* Set task
In the Neo4j-to-NetworkX page, which PostgreSQL combination is the COLLECT approach compared to?

* Passage given
============================================================
Neo4j Cypher query to NetworkX

The basic question is, how do we read an entire graph from a Neo4j store into a NetworkX graph? And another question is, how do we extract subgraphs from Cypher and recreate them in NetworkX, to potentially save memory?

Using a naive query to read all relationships

This is based on cypher-ipython module. This uses a simple query like the following to obtain all the data:

MATCH (n) OPTIONAL MATCH (n)-[r]->() RETURN n, r

This can be read into a graph using the following code. Note that the rows may duplicate both relationships and nodes, but this is taken care of by the use of neo4j IDs.

def rs2graph(rs):
    graph = networkx.MultiDiGraph()

    for record in rs:
        node = record['n']
        if node:
            print("adding node")
            nx_properties = {}
            nx_properties.update(node.properties)
            nx_properties['labels'] = node.labels
            graph.add_node(node.id, **nx_properties)

        relationship = record['r']
        if relationship is not None:   # essential because relationships use hash val
            print("adding edge")
            graph.add_edge(
                relationship.start, relationship.end, key=relationship.type,
                **relationship.properties
            )

    return graph

There's something about this query that is rather inelegant, that is that the result set is essentially 'denormalized'.

Using aggregation functions

Luckily there's another more SQL-ish way to do it, which is to COLLECT the relationships of each node into an array. This then returns lists which represent a distinct node and the complete set of relationships for that node, similar to something like the ARRAY_AGG() and GROUP BY combination in PostgreSQL. This seems much cleaner to me.

# this version expects a collection of rels in the variable 'rels'
# But, this version doesn't handle dangling references
def rs2graph_v2(rs):
    graph = networkx.MultiDiGraph()

    for record in rs:
        node = record['n2']
        if not node:
            raise Exception('every row should have a node')

        print("adding node")
        nx_properties = {}
        nx_properties.update(node.properties)
        nx_properties['labels'] = list(node.labels)
        graph.add_node(node.id, **nx_properties)

        relationship_list = record['rels']

        for relationship in relationship_list:
            print("adding edge")
============================================================
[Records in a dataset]
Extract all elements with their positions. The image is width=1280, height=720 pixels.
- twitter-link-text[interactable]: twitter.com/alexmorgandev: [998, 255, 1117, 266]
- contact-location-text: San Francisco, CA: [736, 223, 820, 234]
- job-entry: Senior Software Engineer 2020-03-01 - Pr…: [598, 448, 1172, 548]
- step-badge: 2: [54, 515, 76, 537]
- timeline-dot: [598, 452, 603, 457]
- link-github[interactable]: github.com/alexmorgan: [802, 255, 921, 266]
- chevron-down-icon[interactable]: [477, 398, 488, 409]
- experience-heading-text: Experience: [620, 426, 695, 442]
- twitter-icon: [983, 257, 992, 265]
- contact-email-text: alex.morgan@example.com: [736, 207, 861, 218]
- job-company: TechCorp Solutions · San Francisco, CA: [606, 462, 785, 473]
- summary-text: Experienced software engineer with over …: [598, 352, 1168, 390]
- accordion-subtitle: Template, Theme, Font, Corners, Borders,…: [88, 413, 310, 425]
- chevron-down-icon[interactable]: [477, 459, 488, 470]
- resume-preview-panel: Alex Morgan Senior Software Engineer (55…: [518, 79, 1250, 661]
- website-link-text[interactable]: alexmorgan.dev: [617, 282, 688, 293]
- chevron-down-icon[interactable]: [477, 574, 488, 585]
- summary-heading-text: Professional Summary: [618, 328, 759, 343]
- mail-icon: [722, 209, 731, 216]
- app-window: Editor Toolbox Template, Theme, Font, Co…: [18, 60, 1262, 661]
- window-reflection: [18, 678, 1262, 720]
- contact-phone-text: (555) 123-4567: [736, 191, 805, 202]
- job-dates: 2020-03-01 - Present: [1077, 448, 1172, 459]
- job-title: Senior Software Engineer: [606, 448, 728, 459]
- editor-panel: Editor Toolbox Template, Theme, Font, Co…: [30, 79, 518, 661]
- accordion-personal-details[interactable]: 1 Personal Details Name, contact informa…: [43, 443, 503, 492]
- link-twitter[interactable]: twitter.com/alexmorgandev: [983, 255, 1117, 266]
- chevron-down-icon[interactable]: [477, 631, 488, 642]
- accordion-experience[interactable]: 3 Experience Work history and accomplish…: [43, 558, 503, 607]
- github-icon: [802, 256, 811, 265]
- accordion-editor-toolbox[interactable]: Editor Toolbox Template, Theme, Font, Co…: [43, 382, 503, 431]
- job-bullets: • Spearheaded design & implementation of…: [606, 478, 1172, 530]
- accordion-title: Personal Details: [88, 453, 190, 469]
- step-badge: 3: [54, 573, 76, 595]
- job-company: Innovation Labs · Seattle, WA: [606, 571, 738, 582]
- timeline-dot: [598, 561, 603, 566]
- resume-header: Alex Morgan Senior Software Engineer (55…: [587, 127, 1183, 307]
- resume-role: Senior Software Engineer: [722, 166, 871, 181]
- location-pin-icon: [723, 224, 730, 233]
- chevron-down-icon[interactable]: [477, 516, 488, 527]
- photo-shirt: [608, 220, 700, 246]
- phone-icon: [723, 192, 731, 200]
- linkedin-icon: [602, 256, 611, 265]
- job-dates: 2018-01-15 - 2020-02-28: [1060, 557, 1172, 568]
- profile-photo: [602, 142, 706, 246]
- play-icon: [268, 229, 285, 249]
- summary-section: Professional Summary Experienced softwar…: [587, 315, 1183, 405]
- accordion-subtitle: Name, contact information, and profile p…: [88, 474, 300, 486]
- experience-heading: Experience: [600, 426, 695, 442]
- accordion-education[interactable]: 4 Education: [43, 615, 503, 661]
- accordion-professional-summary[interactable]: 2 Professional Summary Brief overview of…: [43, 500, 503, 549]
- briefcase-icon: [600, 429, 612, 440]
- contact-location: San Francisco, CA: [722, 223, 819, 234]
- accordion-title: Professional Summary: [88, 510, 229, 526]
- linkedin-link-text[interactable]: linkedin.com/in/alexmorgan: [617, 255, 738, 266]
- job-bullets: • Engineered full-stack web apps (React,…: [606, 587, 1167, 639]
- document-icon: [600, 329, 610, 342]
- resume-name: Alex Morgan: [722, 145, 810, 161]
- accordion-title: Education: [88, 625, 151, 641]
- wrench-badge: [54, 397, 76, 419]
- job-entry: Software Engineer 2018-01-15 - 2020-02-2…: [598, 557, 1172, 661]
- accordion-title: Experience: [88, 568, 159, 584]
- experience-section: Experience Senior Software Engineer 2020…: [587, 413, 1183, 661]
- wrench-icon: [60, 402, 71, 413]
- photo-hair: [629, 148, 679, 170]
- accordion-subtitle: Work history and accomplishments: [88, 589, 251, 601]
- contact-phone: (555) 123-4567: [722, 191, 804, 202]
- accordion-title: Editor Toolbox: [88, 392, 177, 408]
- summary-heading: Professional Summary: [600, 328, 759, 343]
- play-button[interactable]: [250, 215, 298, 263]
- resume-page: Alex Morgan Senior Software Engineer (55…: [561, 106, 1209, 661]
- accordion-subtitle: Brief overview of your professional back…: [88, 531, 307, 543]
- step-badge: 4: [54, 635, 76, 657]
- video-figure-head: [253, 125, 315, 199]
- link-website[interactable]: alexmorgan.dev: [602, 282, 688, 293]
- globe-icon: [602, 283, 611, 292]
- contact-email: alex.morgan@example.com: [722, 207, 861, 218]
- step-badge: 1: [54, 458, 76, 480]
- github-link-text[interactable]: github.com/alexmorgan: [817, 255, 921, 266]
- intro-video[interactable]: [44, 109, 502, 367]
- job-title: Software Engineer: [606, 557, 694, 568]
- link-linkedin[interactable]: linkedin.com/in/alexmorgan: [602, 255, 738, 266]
============================================================
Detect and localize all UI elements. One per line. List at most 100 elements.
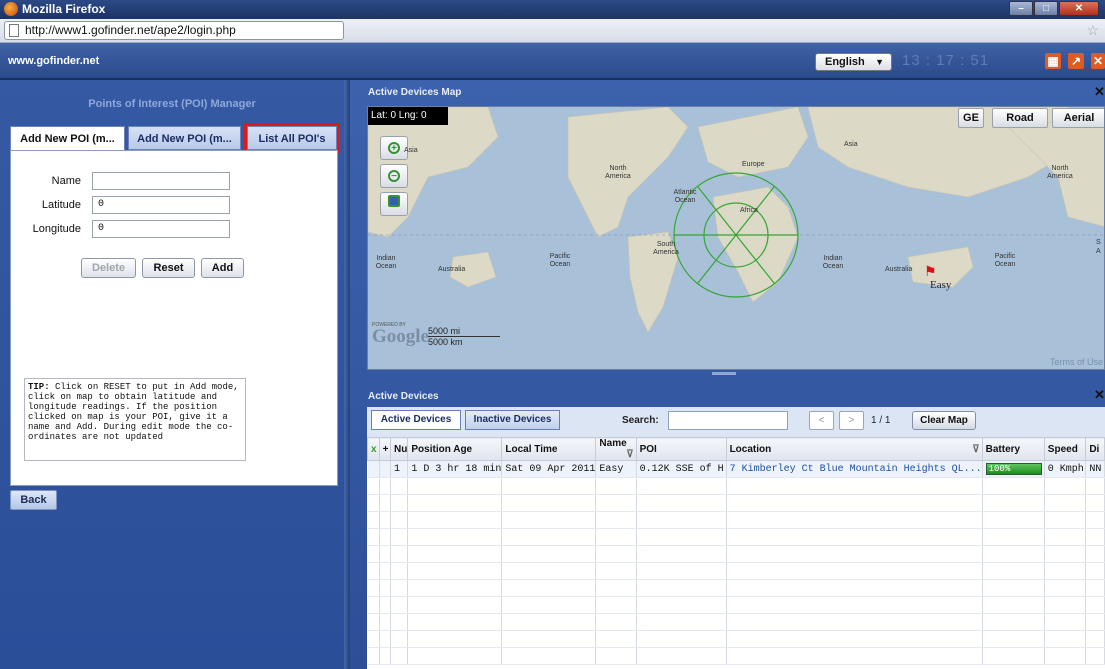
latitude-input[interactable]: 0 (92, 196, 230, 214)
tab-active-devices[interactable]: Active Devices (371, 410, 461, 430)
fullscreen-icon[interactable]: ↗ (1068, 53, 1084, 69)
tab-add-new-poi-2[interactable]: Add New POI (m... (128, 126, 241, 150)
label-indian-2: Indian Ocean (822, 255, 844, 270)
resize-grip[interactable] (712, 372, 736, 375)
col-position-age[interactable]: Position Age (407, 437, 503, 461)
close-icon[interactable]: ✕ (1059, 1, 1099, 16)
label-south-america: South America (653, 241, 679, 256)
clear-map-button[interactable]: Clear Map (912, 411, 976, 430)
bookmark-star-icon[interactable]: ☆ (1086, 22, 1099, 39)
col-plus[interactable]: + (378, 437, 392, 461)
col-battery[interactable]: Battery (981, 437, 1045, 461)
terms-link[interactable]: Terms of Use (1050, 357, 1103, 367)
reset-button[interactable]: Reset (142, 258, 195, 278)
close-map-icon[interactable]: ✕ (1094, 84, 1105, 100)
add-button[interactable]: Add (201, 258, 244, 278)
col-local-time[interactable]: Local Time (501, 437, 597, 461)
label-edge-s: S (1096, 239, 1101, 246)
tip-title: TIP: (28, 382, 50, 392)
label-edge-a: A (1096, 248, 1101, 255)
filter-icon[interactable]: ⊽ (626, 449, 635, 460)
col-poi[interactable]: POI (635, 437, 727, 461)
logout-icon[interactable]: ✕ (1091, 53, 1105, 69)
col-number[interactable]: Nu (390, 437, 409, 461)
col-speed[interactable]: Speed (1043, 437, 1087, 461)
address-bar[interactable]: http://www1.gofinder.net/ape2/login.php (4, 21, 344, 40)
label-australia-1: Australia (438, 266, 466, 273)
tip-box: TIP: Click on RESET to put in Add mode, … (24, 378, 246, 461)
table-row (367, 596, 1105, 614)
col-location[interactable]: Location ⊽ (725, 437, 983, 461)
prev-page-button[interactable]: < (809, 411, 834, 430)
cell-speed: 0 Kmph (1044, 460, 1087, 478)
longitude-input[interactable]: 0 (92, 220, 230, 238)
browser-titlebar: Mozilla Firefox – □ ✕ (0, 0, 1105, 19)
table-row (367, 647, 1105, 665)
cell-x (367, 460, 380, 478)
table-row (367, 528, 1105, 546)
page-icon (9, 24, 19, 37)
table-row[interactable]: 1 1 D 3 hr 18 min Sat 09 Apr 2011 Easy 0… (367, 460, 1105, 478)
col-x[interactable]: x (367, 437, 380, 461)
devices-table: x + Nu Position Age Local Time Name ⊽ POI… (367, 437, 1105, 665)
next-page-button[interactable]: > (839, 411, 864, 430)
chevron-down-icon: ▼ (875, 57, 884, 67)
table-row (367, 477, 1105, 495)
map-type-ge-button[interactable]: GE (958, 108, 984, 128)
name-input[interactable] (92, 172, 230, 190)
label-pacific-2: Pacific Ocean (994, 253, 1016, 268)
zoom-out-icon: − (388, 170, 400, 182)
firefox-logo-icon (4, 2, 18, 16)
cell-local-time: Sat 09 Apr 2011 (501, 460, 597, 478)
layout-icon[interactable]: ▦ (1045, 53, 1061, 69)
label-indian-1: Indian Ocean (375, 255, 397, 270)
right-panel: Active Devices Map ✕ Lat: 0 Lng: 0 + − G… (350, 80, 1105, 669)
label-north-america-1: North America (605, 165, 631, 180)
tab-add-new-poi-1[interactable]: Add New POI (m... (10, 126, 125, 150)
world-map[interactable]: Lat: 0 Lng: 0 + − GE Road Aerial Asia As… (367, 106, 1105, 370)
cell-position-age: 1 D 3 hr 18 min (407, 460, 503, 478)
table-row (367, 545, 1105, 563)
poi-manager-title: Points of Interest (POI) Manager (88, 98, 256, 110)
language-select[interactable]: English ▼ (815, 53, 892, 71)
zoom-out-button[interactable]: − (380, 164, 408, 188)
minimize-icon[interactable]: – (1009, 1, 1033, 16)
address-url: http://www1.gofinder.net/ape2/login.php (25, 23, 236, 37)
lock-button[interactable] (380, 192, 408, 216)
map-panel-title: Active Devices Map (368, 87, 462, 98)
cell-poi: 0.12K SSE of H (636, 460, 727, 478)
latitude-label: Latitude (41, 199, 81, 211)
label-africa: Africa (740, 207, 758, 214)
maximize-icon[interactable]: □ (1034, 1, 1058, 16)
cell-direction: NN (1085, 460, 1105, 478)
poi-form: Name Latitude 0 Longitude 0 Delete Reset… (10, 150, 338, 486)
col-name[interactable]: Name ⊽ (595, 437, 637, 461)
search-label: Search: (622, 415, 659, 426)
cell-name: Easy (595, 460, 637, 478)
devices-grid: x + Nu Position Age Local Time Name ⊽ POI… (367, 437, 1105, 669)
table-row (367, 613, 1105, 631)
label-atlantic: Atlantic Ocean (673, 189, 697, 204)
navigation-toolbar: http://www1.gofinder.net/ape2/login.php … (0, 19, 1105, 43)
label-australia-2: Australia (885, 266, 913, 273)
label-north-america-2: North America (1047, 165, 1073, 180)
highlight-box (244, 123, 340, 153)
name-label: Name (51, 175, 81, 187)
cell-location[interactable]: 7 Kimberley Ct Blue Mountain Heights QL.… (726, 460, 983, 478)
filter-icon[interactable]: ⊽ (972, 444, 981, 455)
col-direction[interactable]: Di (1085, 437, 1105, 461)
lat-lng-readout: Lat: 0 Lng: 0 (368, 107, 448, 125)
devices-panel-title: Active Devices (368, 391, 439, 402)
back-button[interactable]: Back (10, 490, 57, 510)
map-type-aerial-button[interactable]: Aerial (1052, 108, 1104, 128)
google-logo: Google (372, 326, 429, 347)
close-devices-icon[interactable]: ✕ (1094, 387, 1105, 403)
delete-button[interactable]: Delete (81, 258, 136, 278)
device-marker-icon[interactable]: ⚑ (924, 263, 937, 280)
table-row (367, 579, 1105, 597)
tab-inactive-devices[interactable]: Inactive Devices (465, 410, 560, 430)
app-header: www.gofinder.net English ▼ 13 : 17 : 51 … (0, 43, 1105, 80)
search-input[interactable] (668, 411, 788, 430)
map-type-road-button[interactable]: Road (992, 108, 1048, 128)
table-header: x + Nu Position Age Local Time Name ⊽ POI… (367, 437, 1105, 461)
============================================================
* Response to this exercise
The ARRAY_AGG() and GROUP BY combination.